-- begin Material for this exercise --

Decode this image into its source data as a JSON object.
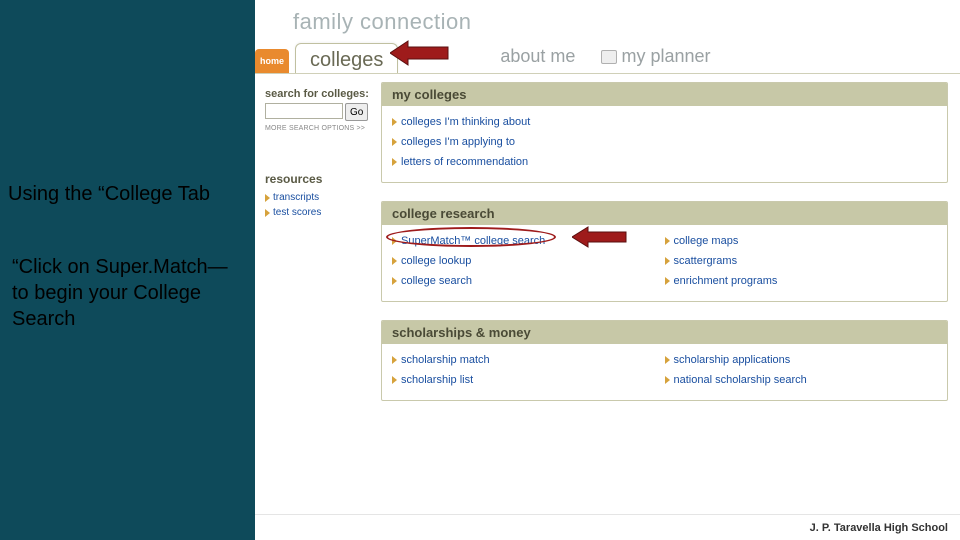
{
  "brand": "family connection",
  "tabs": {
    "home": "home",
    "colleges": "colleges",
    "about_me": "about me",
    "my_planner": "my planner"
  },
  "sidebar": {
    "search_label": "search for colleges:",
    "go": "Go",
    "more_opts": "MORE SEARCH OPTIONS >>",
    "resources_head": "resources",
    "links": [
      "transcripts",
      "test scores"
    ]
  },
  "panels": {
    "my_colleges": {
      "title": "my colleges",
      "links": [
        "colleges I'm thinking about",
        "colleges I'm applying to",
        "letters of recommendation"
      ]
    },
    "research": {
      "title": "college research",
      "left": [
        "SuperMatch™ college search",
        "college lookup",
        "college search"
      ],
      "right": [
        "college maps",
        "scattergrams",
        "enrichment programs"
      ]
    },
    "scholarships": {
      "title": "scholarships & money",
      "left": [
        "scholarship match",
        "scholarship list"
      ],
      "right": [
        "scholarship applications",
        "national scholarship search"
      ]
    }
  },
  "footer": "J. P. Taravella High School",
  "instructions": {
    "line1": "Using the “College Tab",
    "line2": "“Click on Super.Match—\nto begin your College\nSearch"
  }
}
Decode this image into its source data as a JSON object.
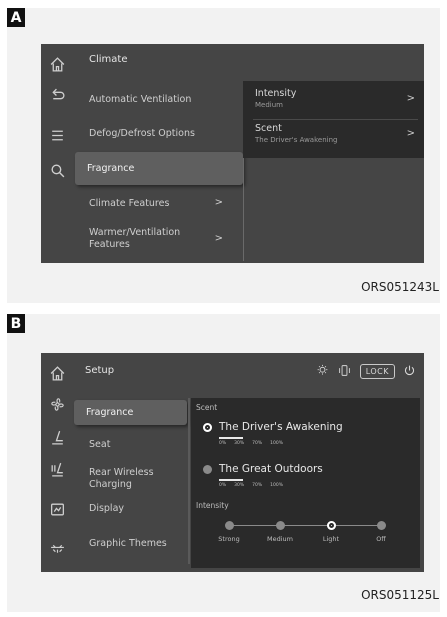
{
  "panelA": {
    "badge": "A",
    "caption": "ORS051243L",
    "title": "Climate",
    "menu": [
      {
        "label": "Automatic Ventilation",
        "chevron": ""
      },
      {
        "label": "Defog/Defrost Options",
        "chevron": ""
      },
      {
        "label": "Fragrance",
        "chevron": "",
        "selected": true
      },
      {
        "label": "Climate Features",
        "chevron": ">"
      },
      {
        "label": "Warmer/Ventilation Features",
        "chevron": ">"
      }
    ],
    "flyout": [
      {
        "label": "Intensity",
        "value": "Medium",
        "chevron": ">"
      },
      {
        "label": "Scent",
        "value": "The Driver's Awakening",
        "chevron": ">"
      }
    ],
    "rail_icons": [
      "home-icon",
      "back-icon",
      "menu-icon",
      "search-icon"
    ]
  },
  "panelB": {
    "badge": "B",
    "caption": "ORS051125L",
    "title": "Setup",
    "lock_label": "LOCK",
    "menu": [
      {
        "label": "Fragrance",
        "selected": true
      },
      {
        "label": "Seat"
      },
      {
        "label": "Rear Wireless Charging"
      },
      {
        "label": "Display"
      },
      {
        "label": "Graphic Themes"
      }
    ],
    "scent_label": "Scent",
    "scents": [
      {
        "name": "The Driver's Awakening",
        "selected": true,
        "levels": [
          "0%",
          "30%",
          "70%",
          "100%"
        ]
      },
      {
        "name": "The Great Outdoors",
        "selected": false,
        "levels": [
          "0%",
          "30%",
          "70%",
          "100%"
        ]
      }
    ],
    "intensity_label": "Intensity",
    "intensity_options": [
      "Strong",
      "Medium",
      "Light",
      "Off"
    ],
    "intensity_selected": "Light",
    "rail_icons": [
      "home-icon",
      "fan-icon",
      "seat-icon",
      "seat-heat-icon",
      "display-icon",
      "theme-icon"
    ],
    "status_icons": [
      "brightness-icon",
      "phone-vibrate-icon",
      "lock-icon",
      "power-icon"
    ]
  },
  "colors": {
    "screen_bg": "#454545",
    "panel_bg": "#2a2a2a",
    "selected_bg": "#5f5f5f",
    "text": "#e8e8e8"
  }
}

-- end Material for this exercise --

:: Aim of the task ::
List all lines where "Awakening" occurs.

:: Answer for this exercise ::
        "value": "The Driver's Awakening",
        "name": "The Driver's Awakening",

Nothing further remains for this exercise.